**Задание a**
Соответствуют ли тексту о семье Славиных, приведенному ниже, утверждения (i) Илья Венедиктович Славин был арестован 5 ноября 1937 года; (ii) мемуары Иды Ильиничны Славиной изданы тиражом 1000 экземпляров; (iii) мать провела в АЛЖИРе 10 лет? На каждое ответьте «да» или «нет» и приведите решающие слова текста в точной цитате.

**Исходный текст**
----

Не просто мне было «менять кожу» и «выжимать из себя раба». Идя в своих поисках за отцом, шаг в шаг, с его детства до оборванной безжалостно жизни, я поняла, что не эта дорога ведет к Храму – праву и правде, которым он служил и своей судьбой завещал служить мне и тем, для которых уроки его жизни не будут безразличны.

Ида Ильинична Славина,
г. Кёльн, Германия

Илья Венедиктович Славин расстрелян по приговору Выездной сессии Военной коллегии Верховного суда СССР. В предписании на расстрел он значится 17-м из 18 расстрелянных. По этому же предписанию расстреляны поэты Павел Калитин и Борис Корнилов. Все помянуты в 8-м томе «Ленинградского мартиролога» (там же на ил. 145–181 см. список осуждённых и их родственников). Список лиц, подлежащих суду Военной коллегии Верховного суда СССР по Ленинградской обл., подписали 7 декабря 1937 г. Сталин и Молотов.

Эсфирь Исааковна Славина помянута в Книге памяти «Узницы „АЛЖИРа“»: Список женщин – заключённых Акмолинского и других отделений Карлага» (М., 2003).

Мемуары Иды Ильиничны Славиной «Тоненький нерв истории» изданы в 2006 г. в количестве 100 экземпляров. Один из них хранится в фондах Российской национальной библиотеки. – Ред.


 

ПРАВО И ПРАВДА

 

5 ноября 1937 года мой отец, Славин Илья Венедиктович, был арестован органами НКВД, заточён в пресловутый Большой дом в Ленинграде, а через два с половиной месяца, 20 февраля 1938 года, расстрелян в подвалах той же тюрьмы.

 

Папу взяли, когда мы праздновали моё 16-летие. Вскоре арестовали и маму – 8 лет в печально знаменитом АЛЖИРе – Акмолинских лагерях жён изменников Родины. Минус 17 (т. е. высылку и запрет на проживание в крупных городах страны) получил мой старший брат, тогда аспирант. Думаю, меня не тронули, потому что не нашли: я жила по неделям у одноклассников, меня передавали из дома в дом.

 

С тех пор как зимой 1990 года я прочитала папино, а затем мамино «Дело», меня жжёт и мучит сознание, что я, в сущности, ничего толком не знала о самых близких мне людях.

----

**Записи к заданию**

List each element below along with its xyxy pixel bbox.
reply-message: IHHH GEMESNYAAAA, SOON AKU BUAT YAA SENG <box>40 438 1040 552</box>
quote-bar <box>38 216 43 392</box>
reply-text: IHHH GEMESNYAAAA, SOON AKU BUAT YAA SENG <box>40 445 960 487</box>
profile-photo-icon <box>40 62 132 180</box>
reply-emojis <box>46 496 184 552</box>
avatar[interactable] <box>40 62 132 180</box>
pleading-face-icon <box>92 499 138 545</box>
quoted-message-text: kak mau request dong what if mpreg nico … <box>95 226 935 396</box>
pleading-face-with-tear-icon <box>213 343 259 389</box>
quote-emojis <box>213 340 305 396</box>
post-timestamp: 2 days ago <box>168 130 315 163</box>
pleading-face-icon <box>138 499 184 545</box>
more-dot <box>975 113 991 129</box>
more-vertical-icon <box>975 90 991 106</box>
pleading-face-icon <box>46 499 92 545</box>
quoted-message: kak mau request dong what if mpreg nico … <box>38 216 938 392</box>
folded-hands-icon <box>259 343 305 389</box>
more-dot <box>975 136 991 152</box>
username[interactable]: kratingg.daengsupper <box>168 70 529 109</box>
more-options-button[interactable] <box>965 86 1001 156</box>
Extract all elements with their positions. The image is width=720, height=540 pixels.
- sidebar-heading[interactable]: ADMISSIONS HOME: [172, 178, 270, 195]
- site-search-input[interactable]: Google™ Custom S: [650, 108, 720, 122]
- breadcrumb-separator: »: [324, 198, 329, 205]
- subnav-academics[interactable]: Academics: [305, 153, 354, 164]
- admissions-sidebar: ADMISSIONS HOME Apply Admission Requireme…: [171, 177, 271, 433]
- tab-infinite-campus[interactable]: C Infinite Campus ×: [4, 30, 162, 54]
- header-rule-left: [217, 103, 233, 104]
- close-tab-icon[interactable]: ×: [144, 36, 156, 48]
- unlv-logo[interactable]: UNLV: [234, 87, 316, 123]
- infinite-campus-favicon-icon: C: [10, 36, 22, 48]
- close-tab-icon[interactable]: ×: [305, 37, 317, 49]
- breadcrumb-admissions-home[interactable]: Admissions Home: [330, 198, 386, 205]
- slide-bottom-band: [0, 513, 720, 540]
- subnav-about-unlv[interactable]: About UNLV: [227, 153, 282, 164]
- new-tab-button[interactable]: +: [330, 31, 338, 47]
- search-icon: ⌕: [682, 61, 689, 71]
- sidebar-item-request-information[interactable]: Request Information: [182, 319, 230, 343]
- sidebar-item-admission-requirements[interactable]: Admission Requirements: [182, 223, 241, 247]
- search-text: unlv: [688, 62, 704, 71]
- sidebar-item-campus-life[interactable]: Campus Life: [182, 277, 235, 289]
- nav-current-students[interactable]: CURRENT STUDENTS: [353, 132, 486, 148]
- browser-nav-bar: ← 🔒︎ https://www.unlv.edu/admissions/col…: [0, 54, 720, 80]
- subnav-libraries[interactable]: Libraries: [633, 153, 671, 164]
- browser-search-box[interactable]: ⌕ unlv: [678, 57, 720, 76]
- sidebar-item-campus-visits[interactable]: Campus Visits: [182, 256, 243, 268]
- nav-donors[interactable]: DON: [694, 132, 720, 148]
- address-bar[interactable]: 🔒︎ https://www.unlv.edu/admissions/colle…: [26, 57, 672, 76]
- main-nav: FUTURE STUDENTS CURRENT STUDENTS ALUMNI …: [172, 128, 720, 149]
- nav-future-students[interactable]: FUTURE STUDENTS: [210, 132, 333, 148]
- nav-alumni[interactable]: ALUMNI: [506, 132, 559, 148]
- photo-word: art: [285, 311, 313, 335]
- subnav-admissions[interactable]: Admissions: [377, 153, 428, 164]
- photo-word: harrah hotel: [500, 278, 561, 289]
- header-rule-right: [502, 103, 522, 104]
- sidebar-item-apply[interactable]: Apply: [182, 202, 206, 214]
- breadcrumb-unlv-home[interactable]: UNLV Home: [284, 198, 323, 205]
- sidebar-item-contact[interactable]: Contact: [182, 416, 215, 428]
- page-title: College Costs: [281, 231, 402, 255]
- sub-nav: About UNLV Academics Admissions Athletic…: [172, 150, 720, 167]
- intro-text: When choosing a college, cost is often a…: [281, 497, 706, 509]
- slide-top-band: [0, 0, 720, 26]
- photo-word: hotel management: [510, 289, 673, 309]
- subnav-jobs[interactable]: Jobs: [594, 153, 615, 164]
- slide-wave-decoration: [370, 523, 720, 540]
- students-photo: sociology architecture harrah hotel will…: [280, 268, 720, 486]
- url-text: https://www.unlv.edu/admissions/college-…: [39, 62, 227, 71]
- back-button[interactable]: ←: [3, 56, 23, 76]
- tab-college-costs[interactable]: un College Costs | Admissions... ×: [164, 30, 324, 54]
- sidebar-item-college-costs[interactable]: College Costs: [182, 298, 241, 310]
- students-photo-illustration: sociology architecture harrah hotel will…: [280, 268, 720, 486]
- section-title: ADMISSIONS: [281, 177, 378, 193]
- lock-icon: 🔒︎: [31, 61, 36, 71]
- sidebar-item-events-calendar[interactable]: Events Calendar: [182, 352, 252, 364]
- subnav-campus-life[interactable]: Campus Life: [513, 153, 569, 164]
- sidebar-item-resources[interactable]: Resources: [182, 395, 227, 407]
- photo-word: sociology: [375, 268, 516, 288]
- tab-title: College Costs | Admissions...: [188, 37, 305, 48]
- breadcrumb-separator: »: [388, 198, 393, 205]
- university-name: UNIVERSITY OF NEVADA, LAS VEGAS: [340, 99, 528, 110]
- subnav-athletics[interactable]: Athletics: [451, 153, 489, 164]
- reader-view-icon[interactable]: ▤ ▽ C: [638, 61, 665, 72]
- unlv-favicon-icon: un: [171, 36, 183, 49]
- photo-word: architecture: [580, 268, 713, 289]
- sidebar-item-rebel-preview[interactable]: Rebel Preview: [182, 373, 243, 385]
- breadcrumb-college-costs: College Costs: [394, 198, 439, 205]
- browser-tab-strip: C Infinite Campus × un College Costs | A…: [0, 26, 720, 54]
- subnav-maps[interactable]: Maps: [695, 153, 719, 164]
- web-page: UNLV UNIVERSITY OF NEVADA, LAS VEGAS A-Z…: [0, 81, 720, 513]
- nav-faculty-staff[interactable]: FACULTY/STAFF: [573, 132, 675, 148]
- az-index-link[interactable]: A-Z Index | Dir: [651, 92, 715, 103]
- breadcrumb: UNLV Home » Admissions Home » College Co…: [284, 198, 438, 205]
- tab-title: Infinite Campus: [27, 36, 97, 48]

----

**Задание b**
Перепишите дословно строки записей выше: начните с первой строки записей и остановитесь после строки, содержащей «reply-text: IHHH GEMESNYAAAA, SOON», включив обе границы.

**Ответ a**
(i) Да: «5 ноября 1937 года мой отец, Славин Илья Венедиктович, был арестован органами НКВД».
(ii) Нет: «изданы в 2006 г. в количестве 100 экземпляров».
(iii) Нет: «8 лет в печально знаменитом АЛЖИРе».

**Ответ b**
List each element below along with its xyxy pixel bbox.
reply-message: IHHH GEMESNYAAAA, SOON AKU BUAT YAA SENG <box>40 438 1040 552</box>
quote-bar <box>38 216 43 392</box>
reply-text: IHHH GEMESNYAAAA, SOON AKU BUAT YAA SENG <box>40 445 960 487</box>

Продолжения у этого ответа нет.